* _Goal_
Rewrite the records below with every "comment-meta" replaced by "comment-info", keeping everything else the same.

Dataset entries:

----------------

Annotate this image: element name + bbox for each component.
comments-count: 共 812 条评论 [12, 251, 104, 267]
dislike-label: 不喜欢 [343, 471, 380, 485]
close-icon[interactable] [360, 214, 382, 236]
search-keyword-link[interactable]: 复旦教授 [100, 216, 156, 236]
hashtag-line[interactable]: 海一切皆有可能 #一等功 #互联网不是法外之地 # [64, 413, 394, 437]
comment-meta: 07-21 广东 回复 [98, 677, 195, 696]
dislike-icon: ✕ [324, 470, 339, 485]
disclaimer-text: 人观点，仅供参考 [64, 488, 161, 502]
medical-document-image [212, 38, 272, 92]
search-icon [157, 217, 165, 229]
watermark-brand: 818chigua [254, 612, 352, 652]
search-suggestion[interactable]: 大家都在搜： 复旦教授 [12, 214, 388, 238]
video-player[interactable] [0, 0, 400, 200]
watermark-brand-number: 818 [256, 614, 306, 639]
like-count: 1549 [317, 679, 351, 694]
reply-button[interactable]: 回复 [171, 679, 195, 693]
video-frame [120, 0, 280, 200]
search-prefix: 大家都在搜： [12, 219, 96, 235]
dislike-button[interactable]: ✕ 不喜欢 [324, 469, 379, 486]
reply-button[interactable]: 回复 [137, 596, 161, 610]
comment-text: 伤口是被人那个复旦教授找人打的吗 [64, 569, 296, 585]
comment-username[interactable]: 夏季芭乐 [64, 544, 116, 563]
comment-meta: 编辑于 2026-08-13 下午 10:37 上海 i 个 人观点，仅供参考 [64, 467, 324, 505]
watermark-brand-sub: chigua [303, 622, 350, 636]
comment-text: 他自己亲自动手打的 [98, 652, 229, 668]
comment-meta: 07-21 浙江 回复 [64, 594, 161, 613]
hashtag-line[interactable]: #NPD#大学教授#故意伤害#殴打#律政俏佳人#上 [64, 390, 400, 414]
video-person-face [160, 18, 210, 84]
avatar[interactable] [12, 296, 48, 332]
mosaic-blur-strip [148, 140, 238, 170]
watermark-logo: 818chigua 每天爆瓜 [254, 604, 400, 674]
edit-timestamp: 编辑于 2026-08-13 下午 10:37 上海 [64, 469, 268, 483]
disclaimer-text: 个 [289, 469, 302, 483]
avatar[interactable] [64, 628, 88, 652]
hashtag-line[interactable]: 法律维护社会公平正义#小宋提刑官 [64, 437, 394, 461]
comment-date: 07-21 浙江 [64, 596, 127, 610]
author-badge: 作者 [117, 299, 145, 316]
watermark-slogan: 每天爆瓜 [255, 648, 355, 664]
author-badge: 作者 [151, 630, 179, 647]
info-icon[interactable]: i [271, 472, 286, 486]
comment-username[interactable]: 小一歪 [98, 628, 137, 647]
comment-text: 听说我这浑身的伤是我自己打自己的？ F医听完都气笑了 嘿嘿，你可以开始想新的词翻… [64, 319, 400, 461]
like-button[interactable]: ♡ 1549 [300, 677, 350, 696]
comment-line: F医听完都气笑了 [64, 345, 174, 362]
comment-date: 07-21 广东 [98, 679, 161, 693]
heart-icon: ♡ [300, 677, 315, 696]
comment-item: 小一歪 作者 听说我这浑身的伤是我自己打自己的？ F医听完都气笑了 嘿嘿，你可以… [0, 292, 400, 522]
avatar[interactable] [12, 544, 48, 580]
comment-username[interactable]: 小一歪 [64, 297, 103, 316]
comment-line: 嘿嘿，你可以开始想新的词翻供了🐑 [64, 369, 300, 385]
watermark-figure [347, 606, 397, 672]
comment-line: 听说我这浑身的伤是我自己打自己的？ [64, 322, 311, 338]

----------------

* _Exercise solution_
Annotate this image: element name + bbox for each component.
comments-count: 共 812 条评论 [12, 251, 104, 267]
dislike-label: 不喜欢 [343, 471, 380, 485]
close-icon[interactable] [360, 214, 382, 236]
search-keyword-link[interactable]: 复旦教授 [100, 216, 156, 236]
hashtag-line[interactable]: 海一切皆有可能 #一等功 #互联网不是法外之地 # [64, 413, 394, 437]
comment-info: 07-21 广东 回复 [98, 677, 195, 696]
dislike-icon: ✕ [324, 470, 339, 485]
disclaimer-text: 人观点，仅供参考 [64, 488, 161, 502]
medical-document-image [212, 38, 272, 92]
search-icon [157, 217, 165, 229]
watermark-brand: 818chigua [254, 612, 352, 652]
search-suggestion[interactable]: 大家都在搜： 复旦教授 [12, 214, 388, 238]
video-player[interactable] [0, 0, 400, 200]
watermark-brand-number: 818 [256, 614, 306, 639]
like-count: 1549 [317, 679, 351, 694]
reply-button[interactable]: 回复 [171, 679, 195, 693]
video-frame [120, 0, 280, 200]
search-prefix: 大家都在搜： [12, 219, 96, 235]
dislike-button[interactable]: ✕ 不喜欢 [324, 469, 379, 486]
reply-button[interactable]: 回复 [137, 596, 161, 610]
comment-text: 伤口是被人那个复旦教授找人打的吗 [64, 569, 296, 585]
comment-username[interactable]: 夏季芭乐 [64, 544, 116, 563]
comment-info: 编辑于 2026-08-13 下午 10:37 上海 i 个 人观点，仅供参考 [64, 467, 324, 505]
watermark-brand-sub: chigua [303, 622, 350, 636]
comment-text: 他自己亲自动手打的 [98, 652, 229, 668]
comment-info: 07-21 浙江 回复 [64, 594, 161, 613]
hashtag-line[interactable]: #NPD#大学教授#故意伤害#殴打#律政俏佳人#上 [64, 390, 400, 414]
video-person-face [160, 18, 210, 84]
avatar[interactable] [12, 296, 48, 332]
mosaic-blur-strip [148, 140, 238, 170]
watermark-logo: 818chigua 每天爆瓜 [254, 604, 400, 674]
edit-timestamp: 编辑于 2026-08-13 下午 10:37 上海 [64, 469, 268, 483]
disclaimer-text: 个 [289, 469, 302, 483]
avatar[interactable] [64, 628, 88, 652]
hashtag-line[interactable]: 法律维护社会公平正义#小宋提刑官 [64, 437, 394, 461]
comment-date: 07-21 浙江 [64, 596, 127, 610]
author-badge: 作者 [117, 299, 145, 316]
watermark-slogan: 每天爆瓜 [255, 648, 355, 664]
author-badge: 作者 [151, 630, 179, 647]
info-icon[interactable]: i [271, 472, 286, 486]
comment-username[interactable]: 小一歪 [98, 628, 137, 647]
comment-text: 听说我这浑身的伤是我自己打自己的？ F医听完都气笑了 嘿嘿，你可以开始想新的词翻… [64, 319, 400, 461]
like-button[interactable]: ♡ 1549 [300, 677, 350, 696]
comment-line: F医听完都气笑了 [64, 345, 174, 362]
comment-date: 07-21 广东 [98, 679, 161, 693]
heart-icon: ♡ [300, 677, 315, 696]
comment-item: 小一歪 作者 听说我这浑身的伤是我自己打自己的？ F医听完都气笑了 嘿嘿，你可以… [0, 292, 400, 522]
avatar[interactable] [12, 544, 48, 580]
comment-username[interactable]: 小一歪 [64, 297, 103, 316]
comment-line: 嘿嘿，你可以开始想新的词翻供了🐑 [64, 369, 300, 385]
watermark-figure [347, 606, 397, 672]
comment-line: 听说我这浑身的伤是我自己打自己的？ [64, 322, 311, 338]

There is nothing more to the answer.